Extracted data entries:
..........

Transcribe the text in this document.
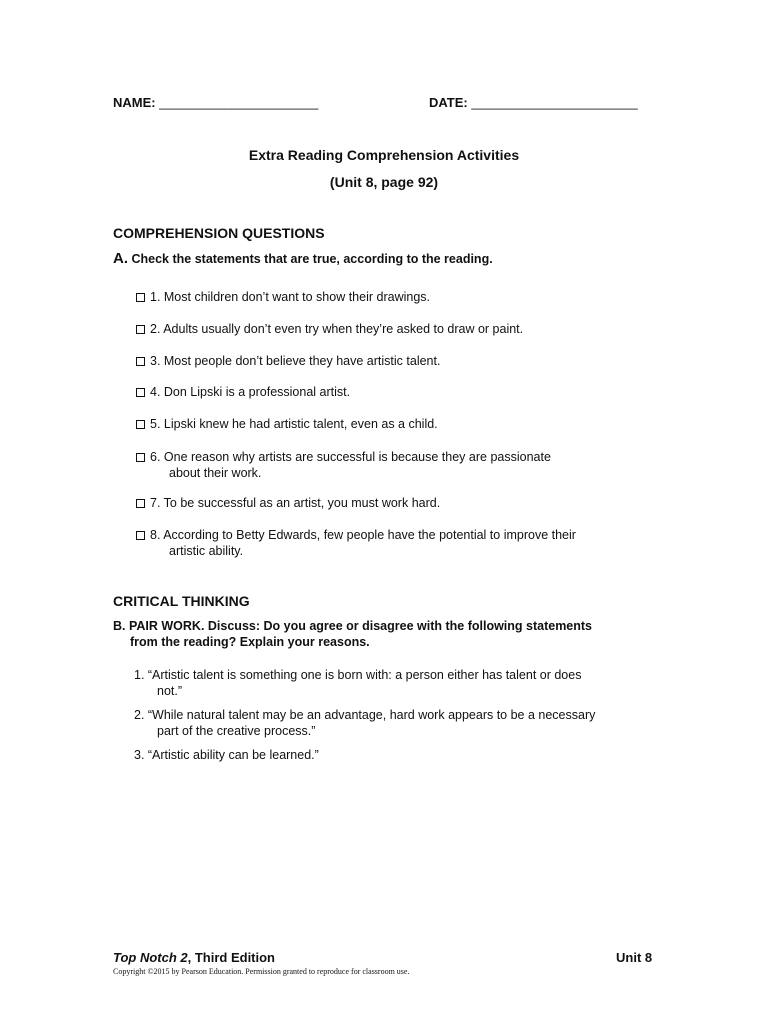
NAME: ______________________	DATE: _______________________
Extra Reading Comprehension Activities
(Unit 8, page 92)
COMPREHENSION QUESTIONS
A. Check the statements that are true, according to the reading.
1. Most children don’t want to show their drawings.
2. Adults usually don’t even try when they’re asked to draw or paint.
3. Most people don’t believe they have artistic talent.
4. Don Lipski is a professional artist.
5. Lipski knew he had artistic talent, even as a child.
6. One reason why artists are successful is because they are passionate
about their work.
7. To be successful as an artist, you must work hard.
8. According to Betty Edwards, few people have the potential to improve their
artistic ability.
CRITICAL THINKING
B. PAIR WORK. Discuss: Do you agree or disagree with the following statements
from the reading? Explain your reasons.
1. “Artistic talent is something one is born with: a person either has talent or does
not.”
2. “While natural talent may be an advantage, hard work appears to be a necessary
part of the creative process.”
3. “Artistic ability can be learned.”
Top Notch 2, Third Edition	Unit 8
Copyright ©2015 by Pearson Education. Permission granted to reproduce for classroom use.
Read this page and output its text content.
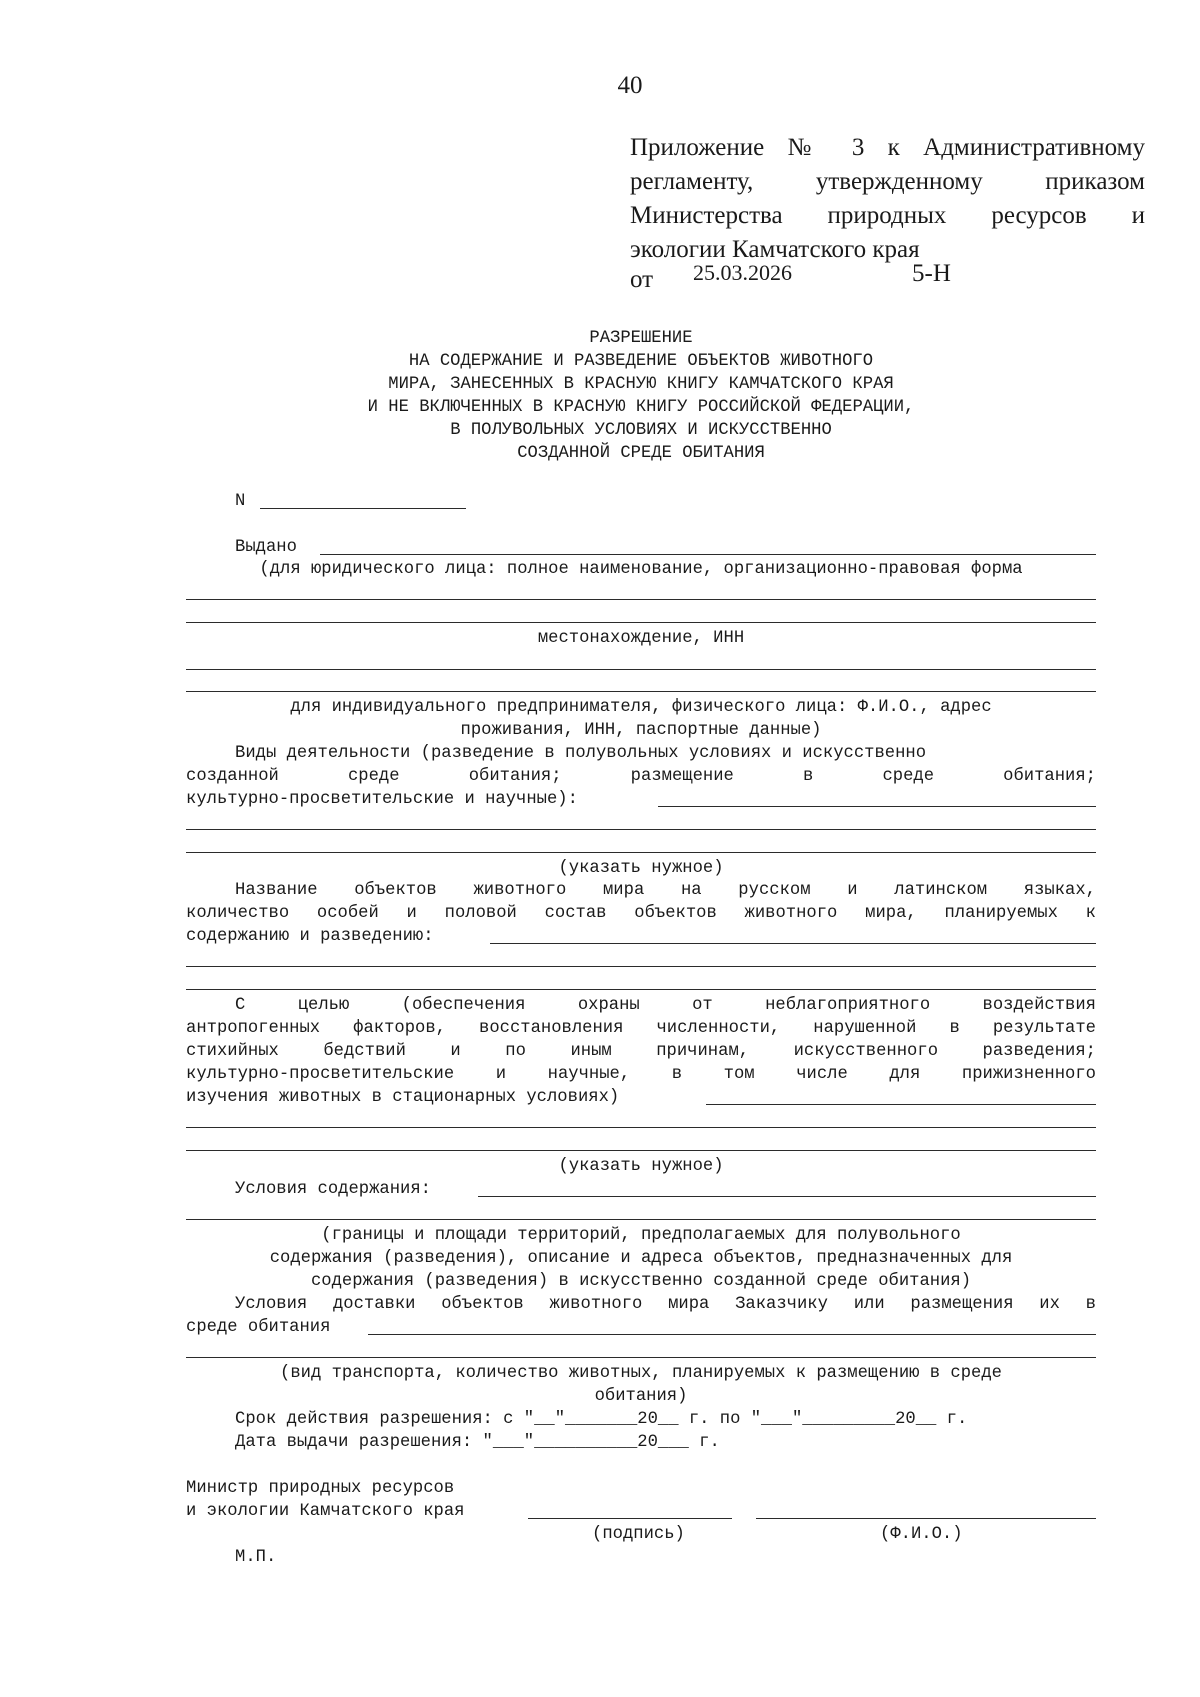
40
Приложение № 3 к Административному
регламенту, утвержденному приказом
Министерства природных ресурсов и
экологии Камчатского края
от 25.03.2026	5-Н
РАЗРЕШЕНИЕ
НА СОДЕРЖАНИЕ И РАЗВЕДЕНИЕ ОБЪЕКТОВ ЖИВОТНОГО
МИРА, ЗАНЕСЕННЫХ В КРАСНУЮ КНИГУ КАМЧАТСКОГО КРАЯ
И НЕ ВКЛЮЧЕННЫХ В КРАСНУЮ КНИГУ РОССИЙСКОЙ ФЕДЕРАЦИИ,
В ПОЛУВОЛЬНЫХ УСЛОВИЯХ И ИСКУССТВЕННО
СОЗДАННОЙ СРЕДЕ ОБИТАНИЯ
N
Выдано
(для юридического лица: полное наименование, организационно-правовая форма
местонахождение, ИНН
для индивидуального предпринимателя, физического лица: Ф.И.О., адрес
проживания, ИНН, паспортные данные)
Виды деятельности (разведение в полувольных условиях и искусственно
созданной среде обитания; размещение в среде обитания;
культурно-просветительские и научные):
(указать нужное)
Название объектов животного мира на русском и латинском языках,
количество особей и половой состав объектов животного мира, планируемых к
содержанию и разведению:
С целью (обеспечения охраны от неблагоприятного воздействия
антропогенных факторов, восстановления численности, нарушенной в результате
стихийных бедствий и по иным причинам, искусственного разведения;
культурно-просветительские и научные, в том числе для прижизненного
изучения животных в стационарных условиях)
(указать нужное)
Условия содержания:
(границы и площади территорий, предполагаемых для полувольного
содержания (разведения), описание и адреса объектов, предназначенных для
содержания (разведения) в искусственно созданной среде обитания)
Условия доставки объектов животного мира Заказчику или размещения их в
среде обитания
(вид транспорта, количество животных, планируемых к размещению в среде
обитания)
Срок действия разрешения: с "__"_______20__ г. по "___"_________20__ г.
Дата выдачи разрешения: "___"__________20___ г.
Министр природных ресурсов
и экологии Камчатского края
(подпись)	(Ф.И.О.)
М.П.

..........

**TASK**
From the data above, pick out each line containing "page" and copy it.

**WRITTEN RESPONSE**
(Unit 8, page 92)
Read this page and output its text content.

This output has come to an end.